- [What is asked]: Below is a block of records; return all of them exactly, but without the images.

- [The input]:
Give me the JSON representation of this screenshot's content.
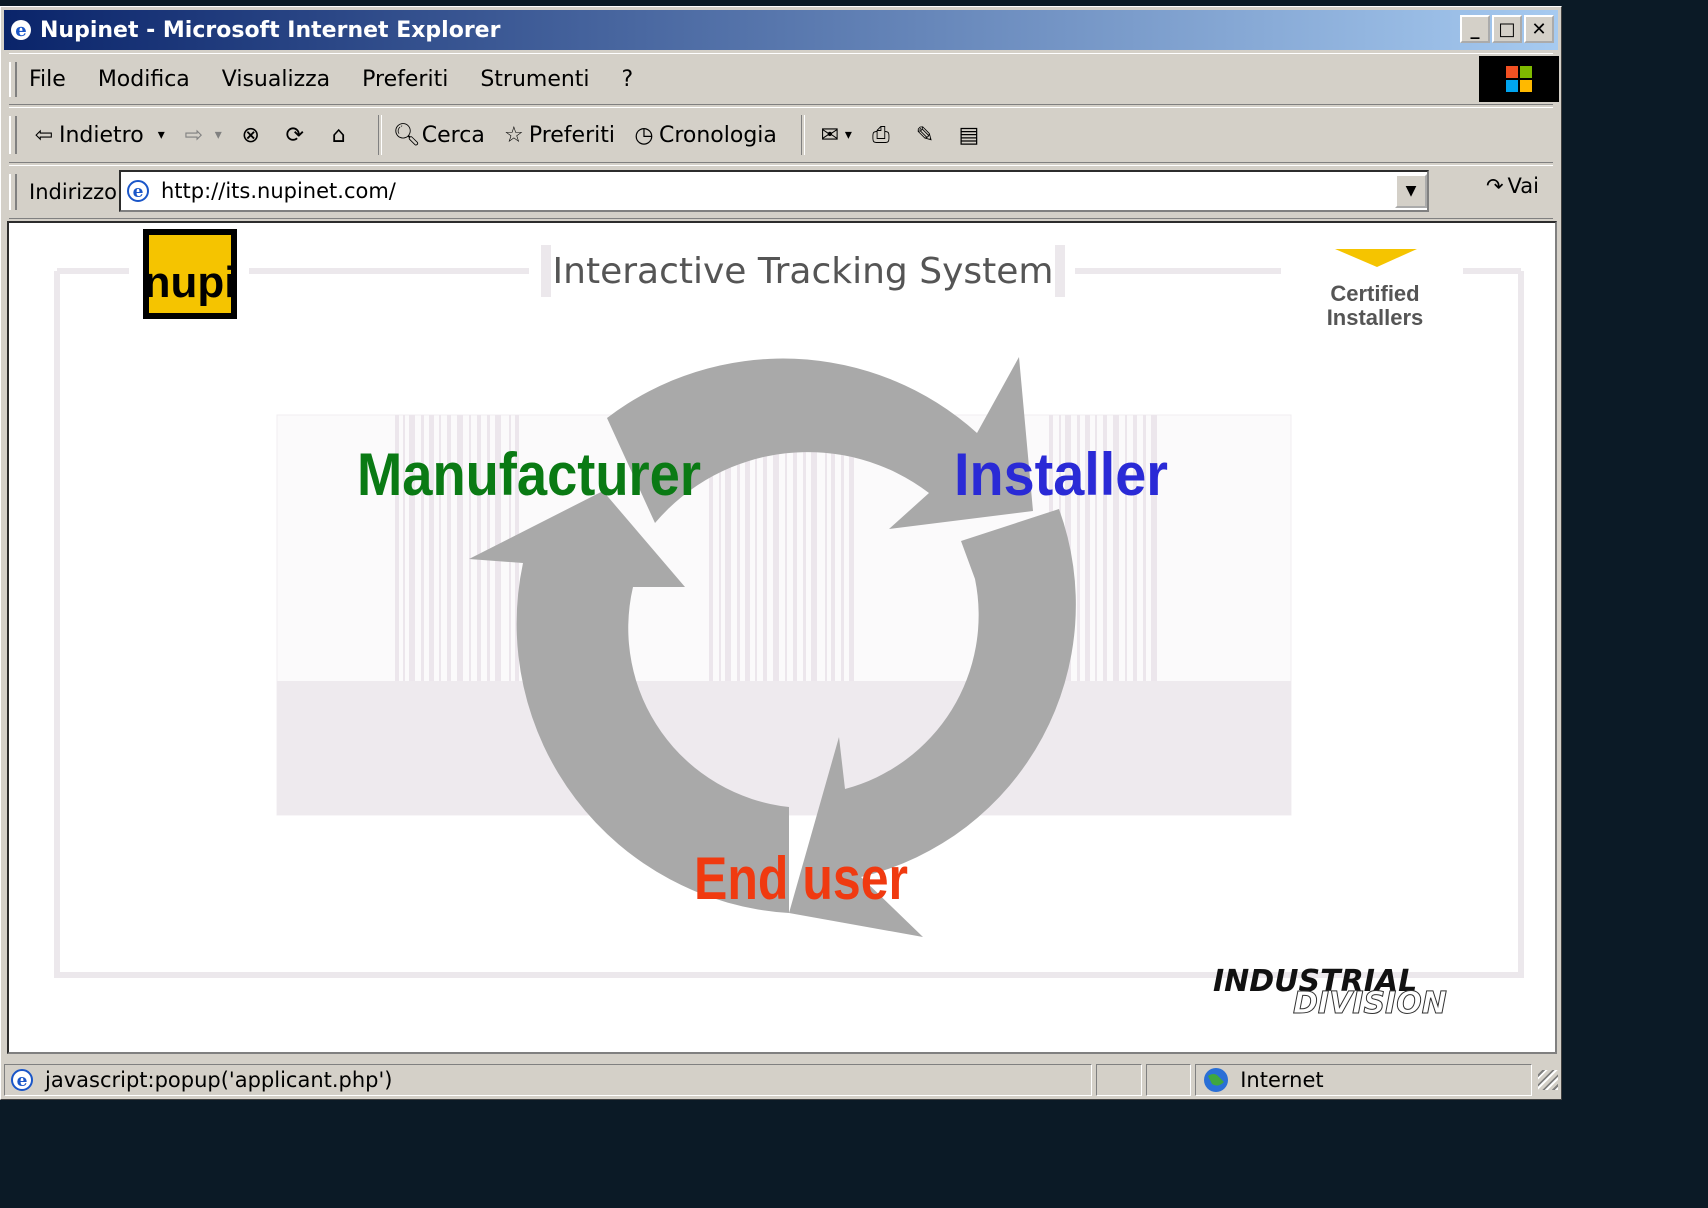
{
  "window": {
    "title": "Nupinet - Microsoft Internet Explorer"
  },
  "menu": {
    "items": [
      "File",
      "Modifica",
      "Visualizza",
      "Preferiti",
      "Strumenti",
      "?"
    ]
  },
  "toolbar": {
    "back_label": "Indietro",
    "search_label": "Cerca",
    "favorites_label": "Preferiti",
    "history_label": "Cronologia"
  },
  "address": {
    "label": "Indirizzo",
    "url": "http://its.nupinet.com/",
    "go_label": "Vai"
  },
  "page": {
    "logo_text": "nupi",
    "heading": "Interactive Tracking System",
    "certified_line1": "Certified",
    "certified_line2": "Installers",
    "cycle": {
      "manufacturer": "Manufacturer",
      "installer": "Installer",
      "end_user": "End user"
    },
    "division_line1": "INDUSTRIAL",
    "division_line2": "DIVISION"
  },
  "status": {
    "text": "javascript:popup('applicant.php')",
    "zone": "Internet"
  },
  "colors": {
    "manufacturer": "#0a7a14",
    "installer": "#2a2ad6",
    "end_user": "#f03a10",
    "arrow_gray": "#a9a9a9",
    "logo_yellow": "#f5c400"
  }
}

- [Solution for this exercise]:
Give me the JSON representation of this screenshot's content.
{
  "window": {
    "title": "Nupinet - Microsoft Internet Explorer"
  },
  "menu": {
    "items": [
      "File",
      "Modifica",
      "Visualizza",
      "Preferiti",
      "Strumenti",
      "?"
    ]
  },
  "toolbar": {
    "back_label": "Indietro",
    "search_label": "Cerca",
    "favorites_label": "Preferiti",
    "history_label": "Cronologia"
  },
  "address": {
    "label": "Indirizzo",
    "url": "http://its.nupinet.com/",
    "go_label": "Vai"
  },
  "page": {
    "logo_text": "nupi",
    "heading": "Interactive Tracking System",
    "certified_line1": "Certified",
    "certified_line2": "Installers",
    "cycle": {
      "manufacturer": "Manufacturer",
      "installer": "Installer",
      "end_user": "End user"
    },
    "division_line1": "INDUSTRIAL",
    "division_line2": "DIVISION"
  },
  "status": {
    "text": "javascript:popup('applicant.php')",
    "zone": "Internet"
  },
  "colors": {
    "manufacturer": "#0a7a14",
    "installer": "#2a2ad6",
    "end_user": "#f03a10",
    "arrow_gray": "#a9a9a9",
    "logo_yellow": "#f5c400"
  }
}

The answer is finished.